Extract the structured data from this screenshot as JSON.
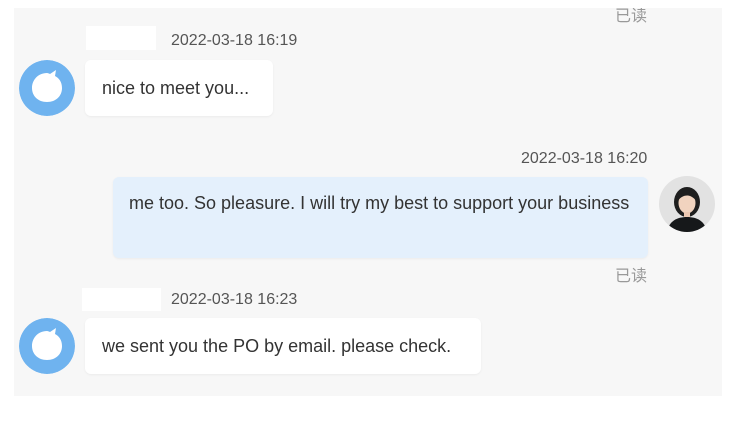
{
  "messages": [
    {
      "direction": "incoming",
      "timestamp": "2022-03-18 16:19",
      "text": "nice to meet you...",
      "avatar_icon": "chat-bubble-icon"
    },
    {
      "direction": "outgoing",
      "timestamp": "2022-03-18 16:20",
      "text": "me too. So pleasure. I will try my best to support your business",
      "status": "已读",
      "avatar_icon": "user-photo"
    },
    {
      "direction": "incoming",
      "timestamp": "2022-03-18 16:23",
      "text": "we sent you the PO by email. please check.",
      "avatar_icon": "chat-bubble-icon"
    }
  ],
  "top_status": "已读",
  "colors": {
    "panel_bg": "#f7f7f7",
    "incoming_bubble": "#ffffff",
    "outgoing_bubble": "#e4f0fc",
    "avatar_blue": "#6fb3ef",
    "status_text": "#999999"
  }
}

----------

Written instruction: Output the records above exactly; leave out the pictures.

Full response:
Extract the structured data from this screenshot as JSON.
{
  "messages": [
    {
      "direction": "incoming",
      "timestamp": "2022-03-18 16:19",
      "text": "nice to meet you...",
      "avatar_icon": "chat-bubble-icon"
    },
    {
      "direction": "outgoing",
      "timestamp": "2022-03-18 16:20",
      "text": "me too. So pleasure. I will try my best to support your business",
      "status": "已读",
      "avatar_icon": "user-photo"
    },
    {
      "direction": "incoming",
      "timestamp": "2022-03-18 16:23",
      "text": "we sent you the PO by email. please check.",
      "avatar_icon": "chat-bubble-icon"
    }
  ],
  "top_status": "已读",
  "colors": {
    "panel_bg": "#f7f7f7",
    "incoming_bubble": "#ffffff",
    "outgoing_bubble": "#e4f0fc",
    "avatar_blue": "#6fb3ef",
    "status_text": "#999999"
  }
}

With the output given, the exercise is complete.